===== SUPPLIED INFORMATION

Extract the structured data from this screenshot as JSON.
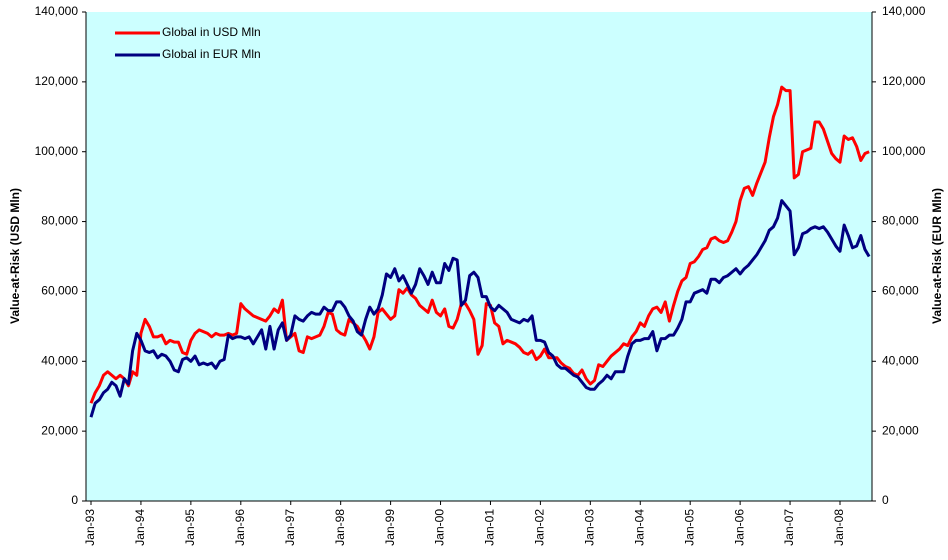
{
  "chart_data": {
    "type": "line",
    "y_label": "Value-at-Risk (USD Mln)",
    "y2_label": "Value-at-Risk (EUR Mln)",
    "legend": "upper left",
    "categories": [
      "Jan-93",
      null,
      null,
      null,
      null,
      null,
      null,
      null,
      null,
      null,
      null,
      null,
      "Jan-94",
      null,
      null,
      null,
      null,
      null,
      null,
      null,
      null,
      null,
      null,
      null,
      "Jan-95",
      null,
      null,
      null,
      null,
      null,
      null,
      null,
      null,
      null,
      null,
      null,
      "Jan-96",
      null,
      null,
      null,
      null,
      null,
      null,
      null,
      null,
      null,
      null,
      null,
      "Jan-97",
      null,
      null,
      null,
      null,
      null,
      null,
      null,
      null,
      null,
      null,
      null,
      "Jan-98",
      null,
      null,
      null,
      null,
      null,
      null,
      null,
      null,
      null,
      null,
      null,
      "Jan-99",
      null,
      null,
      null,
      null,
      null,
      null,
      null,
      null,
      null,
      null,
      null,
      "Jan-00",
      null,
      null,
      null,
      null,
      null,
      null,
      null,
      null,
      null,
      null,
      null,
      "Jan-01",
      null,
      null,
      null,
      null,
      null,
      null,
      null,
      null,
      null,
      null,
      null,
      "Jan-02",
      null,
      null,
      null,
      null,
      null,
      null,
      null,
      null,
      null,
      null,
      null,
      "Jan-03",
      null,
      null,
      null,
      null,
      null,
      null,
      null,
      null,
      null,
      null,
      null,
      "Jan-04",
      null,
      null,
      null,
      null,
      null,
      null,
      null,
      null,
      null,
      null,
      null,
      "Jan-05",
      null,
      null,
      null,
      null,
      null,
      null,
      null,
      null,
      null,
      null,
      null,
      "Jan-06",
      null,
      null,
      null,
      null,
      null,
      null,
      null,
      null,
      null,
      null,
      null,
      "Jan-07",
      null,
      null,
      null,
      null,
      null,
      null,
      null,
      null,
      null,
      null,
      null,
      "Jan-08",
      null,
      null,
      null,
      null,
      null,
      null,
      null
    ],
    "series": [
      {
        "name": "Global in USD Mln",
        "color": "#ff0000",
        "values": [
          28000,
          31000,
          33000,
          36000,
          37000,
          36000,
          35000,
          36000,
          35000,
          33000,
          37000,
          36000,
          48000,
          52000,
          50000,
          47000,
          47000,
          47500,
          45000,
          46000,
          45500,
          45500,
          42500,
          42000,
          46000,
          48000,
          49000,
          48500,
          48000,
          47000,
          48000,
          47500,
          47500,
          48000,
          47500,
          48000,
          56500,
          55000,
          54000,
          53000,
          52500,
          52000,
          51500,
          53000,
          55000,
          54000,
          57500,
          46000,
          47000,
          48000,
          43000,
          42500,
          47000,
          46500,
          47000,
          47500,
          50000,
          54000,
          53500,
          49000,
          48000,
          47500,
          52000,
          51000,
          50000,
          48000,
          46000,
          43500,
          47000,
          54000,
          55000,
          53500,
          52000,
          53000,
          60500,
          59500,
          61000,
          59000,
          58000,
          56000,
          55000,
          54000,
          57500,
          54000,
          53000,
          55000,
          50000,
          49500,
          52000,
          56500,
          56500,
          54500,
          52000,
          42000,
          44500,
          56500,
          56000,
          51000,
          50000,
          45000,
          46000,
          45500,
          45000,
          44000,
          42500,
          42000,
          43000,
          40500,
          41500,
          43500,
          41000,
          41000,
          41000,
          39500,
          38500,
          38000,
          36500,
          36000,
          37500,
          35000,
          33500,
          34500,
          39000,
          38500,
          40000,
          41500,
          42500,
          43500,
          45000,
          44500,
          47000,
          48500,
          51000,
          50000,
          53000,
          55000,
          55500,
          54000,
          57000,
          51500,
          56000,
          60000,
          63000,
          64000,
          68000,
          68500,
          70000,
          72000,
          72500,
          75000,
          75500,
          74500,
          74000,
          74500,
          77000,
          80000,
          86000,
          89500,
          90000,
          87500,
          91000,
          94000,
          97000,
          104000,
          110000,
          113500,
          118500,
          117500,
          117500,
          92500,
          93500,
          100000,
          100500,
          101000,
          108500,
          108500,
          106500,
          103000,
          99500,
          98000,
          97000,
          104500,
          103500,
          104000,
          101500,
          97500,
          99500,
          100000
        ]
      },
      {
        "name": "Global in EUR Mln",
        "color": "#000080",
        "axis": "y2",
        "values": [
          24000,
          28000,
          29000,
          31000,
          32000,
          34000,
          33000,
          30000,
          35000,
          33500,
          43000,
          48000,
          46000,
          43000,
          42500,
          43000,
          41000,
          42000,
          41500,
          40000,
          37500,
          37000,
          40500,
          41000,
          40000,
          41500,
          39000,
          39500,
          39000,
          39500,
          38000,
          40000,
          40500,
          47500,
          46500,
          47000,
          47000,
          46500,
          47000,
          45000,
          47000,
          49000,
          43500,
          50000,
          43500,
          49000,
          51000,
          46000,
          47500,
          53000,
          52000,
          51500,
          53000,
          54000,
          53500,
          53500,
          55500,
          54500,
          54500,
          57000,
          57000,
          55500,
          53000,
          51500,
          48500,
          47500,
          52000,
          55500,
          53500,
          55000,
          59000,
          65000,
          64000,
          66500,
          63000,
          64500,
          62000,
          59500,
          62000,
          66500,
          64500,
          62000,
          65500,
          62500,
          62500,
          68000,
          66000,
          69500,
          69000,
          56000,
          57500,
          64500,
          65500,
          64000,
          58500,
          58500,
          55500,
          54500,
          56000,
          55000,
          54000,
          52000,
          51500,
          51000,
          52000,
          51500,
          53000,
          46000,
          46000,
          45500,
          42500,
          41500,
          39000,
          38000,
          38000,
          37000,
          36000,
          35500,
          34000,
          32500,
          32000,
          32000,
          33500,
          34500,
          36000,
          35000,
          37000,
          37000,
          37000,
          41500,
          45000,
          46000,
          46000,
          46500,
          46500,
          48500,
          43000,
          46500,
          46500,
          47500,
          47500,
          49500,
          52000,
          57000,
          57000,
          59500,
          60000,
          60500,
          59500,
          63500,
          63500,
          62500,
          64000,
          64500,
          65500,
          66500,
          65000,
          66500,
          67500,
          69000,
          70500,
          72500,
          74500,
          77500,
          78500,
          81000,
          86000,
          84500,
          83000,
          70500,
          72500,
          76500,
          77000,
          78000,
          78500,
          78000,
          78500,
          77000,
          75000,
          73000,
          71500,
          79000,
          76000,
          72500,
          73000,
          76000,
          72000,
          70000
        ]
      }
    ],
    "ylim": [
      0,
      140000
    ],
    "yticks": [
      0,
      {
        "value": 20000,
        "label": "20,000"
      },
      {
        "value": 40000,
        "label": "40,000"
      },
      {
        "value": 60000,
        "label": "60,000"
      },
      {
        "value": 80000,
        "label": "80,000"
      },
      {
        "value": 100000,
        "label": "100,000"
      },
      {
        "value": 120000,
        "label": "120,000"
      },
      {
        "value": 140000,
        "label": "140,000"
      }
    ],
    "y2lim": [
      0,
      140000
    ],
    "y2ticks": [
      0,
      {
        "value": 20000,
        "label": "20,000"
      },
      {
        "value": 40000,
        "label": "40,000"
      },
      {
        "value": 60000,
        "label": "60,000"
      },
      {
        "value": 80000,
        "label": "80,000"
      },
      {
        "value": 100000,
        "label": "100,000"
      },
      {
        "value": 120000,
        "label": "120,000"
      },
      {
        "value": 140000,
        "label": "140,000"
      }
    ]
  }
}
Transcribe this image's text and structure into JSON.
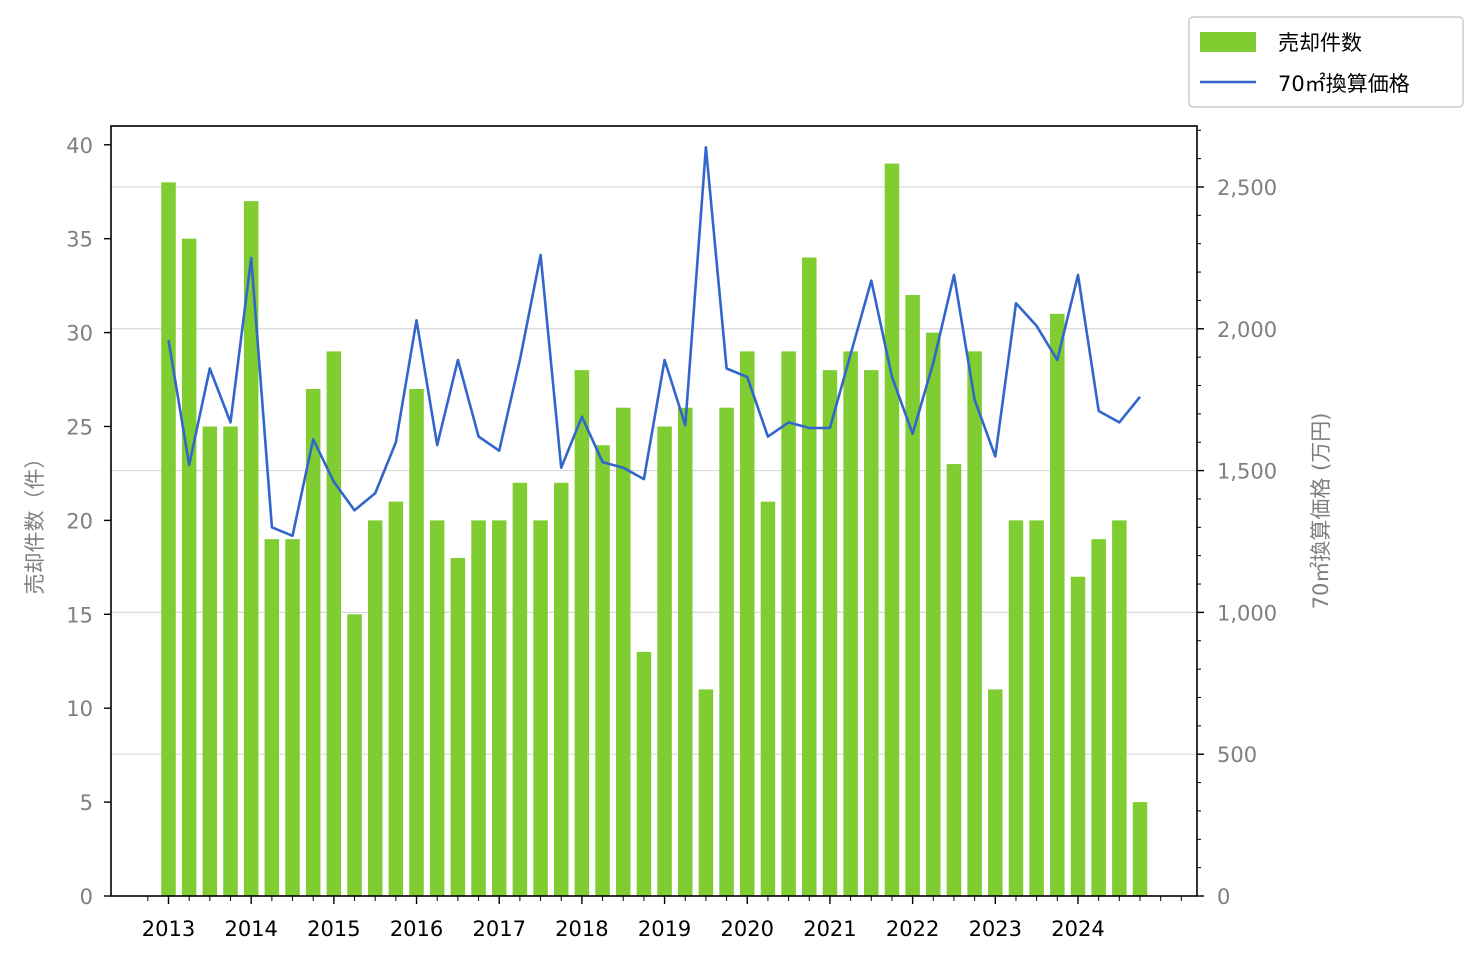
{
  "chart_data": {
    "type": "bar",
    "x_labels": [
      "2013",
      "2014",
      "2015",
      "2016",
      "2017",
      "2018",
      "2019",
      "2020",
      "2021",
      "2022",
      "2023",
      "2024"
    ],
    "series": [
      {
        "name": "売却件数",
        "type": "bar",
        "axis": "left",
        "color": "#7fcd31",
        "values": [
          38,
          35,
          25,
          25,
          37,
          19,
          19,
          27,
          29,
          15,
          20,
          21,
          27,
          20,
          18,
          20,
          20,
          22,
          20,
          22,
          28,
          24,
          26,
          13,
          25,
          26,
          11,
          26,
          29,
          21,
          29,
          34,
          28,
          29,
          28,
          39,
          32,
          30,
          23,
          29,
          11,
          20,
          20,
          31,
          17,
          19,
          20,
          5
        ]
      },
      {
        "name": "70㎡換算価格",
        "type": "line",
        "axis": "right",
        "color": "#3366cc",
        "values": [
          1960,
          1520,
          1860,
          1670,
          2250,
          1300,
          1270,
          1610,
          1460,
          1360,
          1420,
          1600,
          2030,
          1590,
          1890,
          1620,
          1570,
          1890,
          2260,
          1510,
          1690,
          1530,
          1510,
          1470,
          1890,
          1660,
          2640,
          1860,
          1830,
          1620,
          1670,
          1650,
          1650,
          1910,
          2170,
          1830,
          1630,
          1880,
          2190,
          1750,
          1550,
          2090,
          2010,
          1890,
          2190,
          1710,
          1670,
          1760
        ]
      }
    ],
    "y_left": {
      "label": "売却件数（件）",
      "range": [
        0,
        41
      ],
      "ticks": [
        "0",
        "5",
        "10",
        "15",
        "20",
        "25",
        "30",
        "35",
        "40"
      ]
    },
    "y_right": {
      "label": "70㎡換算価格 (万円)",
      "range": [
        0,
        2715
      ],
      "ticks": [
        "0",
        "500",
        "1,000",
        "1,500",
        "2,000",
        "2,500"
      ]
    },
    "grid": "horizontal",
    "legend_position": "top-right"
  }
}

==========

§ **WHAT TO PRODUCE**
Show the lines of the records that include the string "JSON".

§ **THE REPLY**
Extract the structured data from this screenshot as JSON.
Transcribe this image's text and structure into JSON.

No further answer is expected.